◆ **TO BE DONE**:
Reproduce all of the records below line for line, leaving out the pictures.

◆ **SUPPLIED MATERIAL**:
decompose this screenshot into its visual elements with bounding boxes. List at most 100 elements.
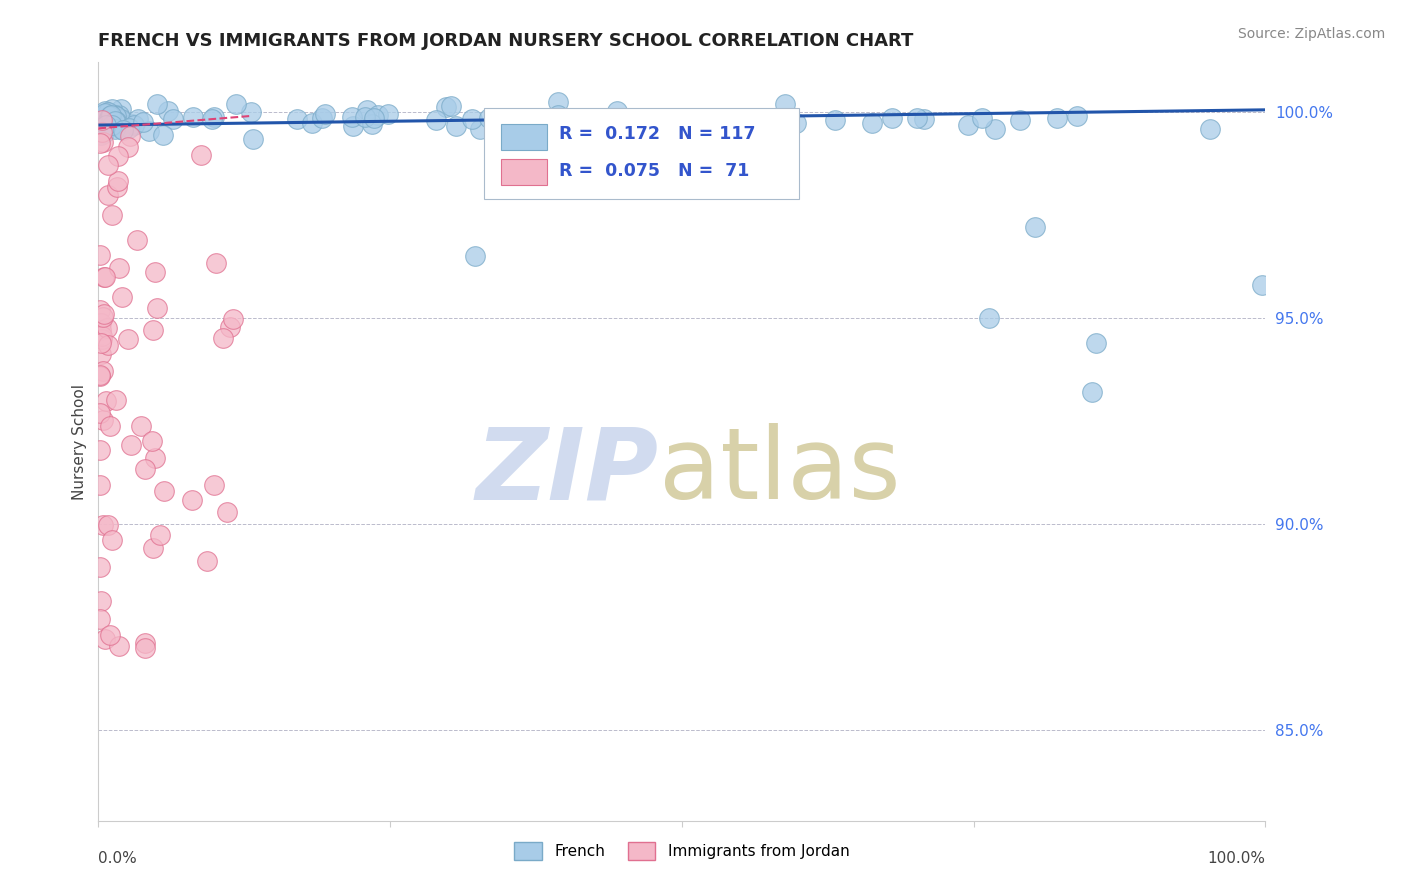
Point <box>547 108 569 122</box>
Point <box>180 492 202 507</box>
Point <box>111 114 134 128</box>
Point <box>101 533 124 547</box>
Point <box>101 112 124 127</box>
Y-axis label: Nursery School: Nursery School <box>72 384 87 500</box>
Point <box>91 364 114 378</box>
Point <box>93 307 115 321</box>
Text: 100.0%: 100.0% <box>1208 851 1265 866</box>
Point <box>138 124 160 138</box>
Point <box>912 112 935 126</box>
FancyBboxPatch shape <box>501 124 547 150</box>
Point <box>91 310 114 325</box>
Point <box>110 112 132 126</box>
Point <box>97 112 120 126</box>
Point <box>110 121 132 136</box>
Point <box>110 103 132 117</box>
Point <box>440 99 463 113</box>
Point <box>134 636 156 650</box>
Point <box>342 119 364 133</box>
Point <box>122 118 145 132</box>
Point <box>90 128 112 143</box>
Point <box>1046 111 1069 125</box>
Point <box>1084 335 1107 350</box>
Point <box>880 112 903 126</box>
Point <box>1010 113 1032 128</box>
Point <box>118 121 141 136</box>
Point <box>90 125 112 139</box>
Point <box>89 442 111 457</box>
Point <box>97 120 120 134</box>
Point <box>89 612 111 626</box>
Point <box>134 462 156 476</box>
Point <box>89 368 111 383</box>
Point <box>104 393 127 408</box>
Point <box>105 117 128 131</box>
Point <box>162 112 184 127</box>
Point <box>146 97 169 112</box>
Point <box>153 484 176 499</box>
Point <box>89 248 111 262</box>
Point <box>512 120 534 135</box>
Point <box>101 118 124 132</box>
Point <box>132 114 155 128</box>
Point <box>285 112 308 126</box>
Point <box>225 97 247 112</box>
Point <box>156 104 179 119</box>
Point <box>98 628 121 642</box>
Point <box>100 108 122 122</box>
Point <box>146 301 169 316</box>
Point <box>972 111 994 125</box>
Point <box>425 112 447 127</box>
Point <box>89 478 111 492</box>
Point <box>94 632 117 646</box>
Point <box>89 115 111 129</box>
Point <box>747 113 769 128</box>
Point <box>905 111 928 125</box>
Legend: French, Immigrants from Jordan: French, Immigrants from Jordan <box>509 836 855 866</box>
Point <box>190 148 212 162</box>
Point <box>548 124 571 138</box>
Point <box>108 639 131 653</box>
Point <box>242 132 264 146</box>
Point <box>108 261 131 276</box>
Point <box>785 116 807 130</box>
Point <box>468 121 491 136</box>
Point <box>121 438 143 452</box>
Point <box>96 112 118 127</box>
Text: R =  0.075   N =  71: R = 0.075 N = 71 <box>560 161 749 180</box>
Point <box>434 100 457 114</box>
Point <box>97 105 120 120</box>
Point <box>91 113 114 128</box>
Point <box>141 434 163 448</box>
Point <box>94 106 117 120</box>
Point <box>97 120 120 135</box>
Point <box>1198 122 1220 136</box>
Point <box>444 119 467 133</box>
Point <box>108 120 131 134</box>
Point <box>361 117 384 131</box>
Point <box>181 110 204 124</box>
Point <box>90 125 112 139</box>
Point <box>522 118 544 132</box>
Point <box>90 347 112 361</box>
Point <box>98 120 121 134</box>
Point <box>120 129 142 144</box>
Point <box>97 114 120 128</box>
Point <box>98 419 121 434</box>
Point <box>482 115 505 129</box>
Text: 0.0%: 0.0% <box>98 851 138 866</box>
Point <box>143 450 166 465</box>
Point <box>93 120 115 135</box>
Point <box>91 116 114 130</box>
Point <box>89 368 111 383</box>
Point <box>96 120 118 135</box>
Point <box>860 116 883 130</box>
Point <box>377 107 399 121</box>
Point <box>97 187 120 202</box>
Point <box>97 338 120 352</box>
Point <box>824 112 846 127</box>
Point <box>91 111 114 125</box>
Point <box>478 112 501 126</box>
Point <box>606 103 628 118</box>
Point <box>110 116 132 130</box>
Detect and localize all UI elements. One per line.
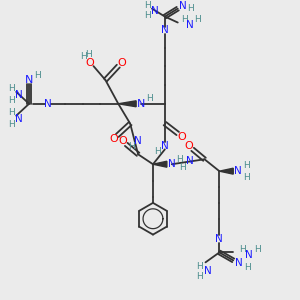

◆ **TASK RESULT**:
decompose this screenshot into its visual elements with bounding boxes. List at most 100 elements.
Point <box>547 108 569 122</box>
Point <box>180 492 202 507</box>
Point <box>111 114 134 128</box>
Point <box>101 533 124 547</box>
Point <box>101 112 124 127</box>
Y-axis label: Nursery School: Nursery School <box>72 384 87 500</box>
Point <box>91 364 114 378</box>
Point <box>93 307 115 321</box>
Text: 100.0%: 100.0% <box>1208 851 1265 866</box>
Point <box>138 124 160 138</box>
Point <box>912 112 935 126</box>
FancyBboxPatch shape <box>501 124 547 150</box>
Point <box>91 310 114 325</box>
Point <box>110 112 132 126</box>
Point <box>97 112 120 126</box>
Point <box>110 121 132 136</box>
Point <box>110 103 132 117</box>
Point <box>440 99 463 113</box>
Point <box>134 636 156 650</box>
Point <box>342 119 364 133</box>
Point <box>122 118 145 132</box>
Point <box>90 128 112 143</box>
Point <box>1046 111 1069 125</box>
Point <box>1084 335 1107 350</box>
Point <box>880 112 903 126</box>
Point <box>1010 113 1032 128</box>
Point <box>118 121 141 136</box>
Point <box>90 125 112 139</box>
Point <box>89 442 111 457</box>
Point <box>97 120 120 134</box>
Point <box>89 612 111 626</box>
Point <box>134 462 156 476</box>
Point <box>89 368 111 383</box>
Point <box>104 393 127 408</box>
Point <box>105 117 128 131</box>
Point <box>162 112 184 127</box>
Point <box>146 97 169 112</box>
Point <box>153 484 176 499</box>
Point <box>89 248 111 262</box>
Point <box>512 120 534 135</box>
Point <box>101 118 124 132</box>
Point <box>132 114 155 128</box>
Point <box>285 112 308 126</box>
Point <box>225 97 247 112</box>
Point <box>156 104 179 119</box>
Point <box>98 628 121 642</box>
Point <box>100 108 122 122</box>
Point <box>146 301 169 316</box>
Point <box>972 111 994 125</box>
Point <box>425 112 447 127</box>
Point <box>89 478 111 492</box>
Point <box>94 632 117 646</box>
Point <box>89 115 111 129</box>
Point <box>747 113 769 128</box>
Point <box>905 111 928 125</box>
Legend: French, Immigrants from Jordan: French, Immigrants from Jordan <box>509 836 855 866</box>
Point <box>190 148 212 162</box>
Point <box>548 124 571 138</box>
Point <box>108 639 131 653</box>
Point <box>242 132 264 146</box>
Point <box>108 261 131 276</box>
Point <box>785 116 807 130</box>
Point <box>468 121 491 136</box>
Point <box>121 438 143 452</box>
Point <box>96 112 118 127</box>
Text: R =  0.075   N =  71: R = 0.075 N = 71 <box>560 161 749 180</box>
Point <box>434 100 457 114</box>
Point <box>97 105 120 120</box>
Point <box>91 113 114 128</box>
Point <box>141 434 163 448</box>
Point <box>94 106 117 120</box>
Point <box>97 120 120 135</box>
Point <box>1198 122 1220 136</box>
Point <box>444 119 467 133</box>
Point <box>108 120 131 134</box>
Point <box>361 117 384 131</box>
Point <box>181 110 204 124</box>
Point <box>90 125 112 139</box>
Point <box>522 118 544 132</box>
Point <box>90 347 112 361</box>
Point <box>98 120 121 134</box>
Point <box>120 129 142 144</box>
Point <box>97 114 120 128</box>
Point <box>98 419 121 434</box>
Point <box>482 115 505 129</box>
Text: 0.0%: 0.0% <box>98 851 138 866</box>
Point <box>143 450 166 465</box>
Point <box>93 120 115 135</box>
Point <box>91 116 114 130</box>
Point <box>89 368 111 383</box>
Point <box>96 120 118 135</box>
Point <box>860 116 883 130</box>
Point <box>377 107 399 121</box>
Point <box>97 187 120 202</box>
Point <box>97 338 120 352</box>
Point <box>824 112 846 127</box>
Point <box>91 111 114 125</box>
Point <box>478 112 501 126</box>
Point <box>606 103 628 118</box>
Point <box>110 116 132 130</box>
Detect and localize all UI elements. One per line.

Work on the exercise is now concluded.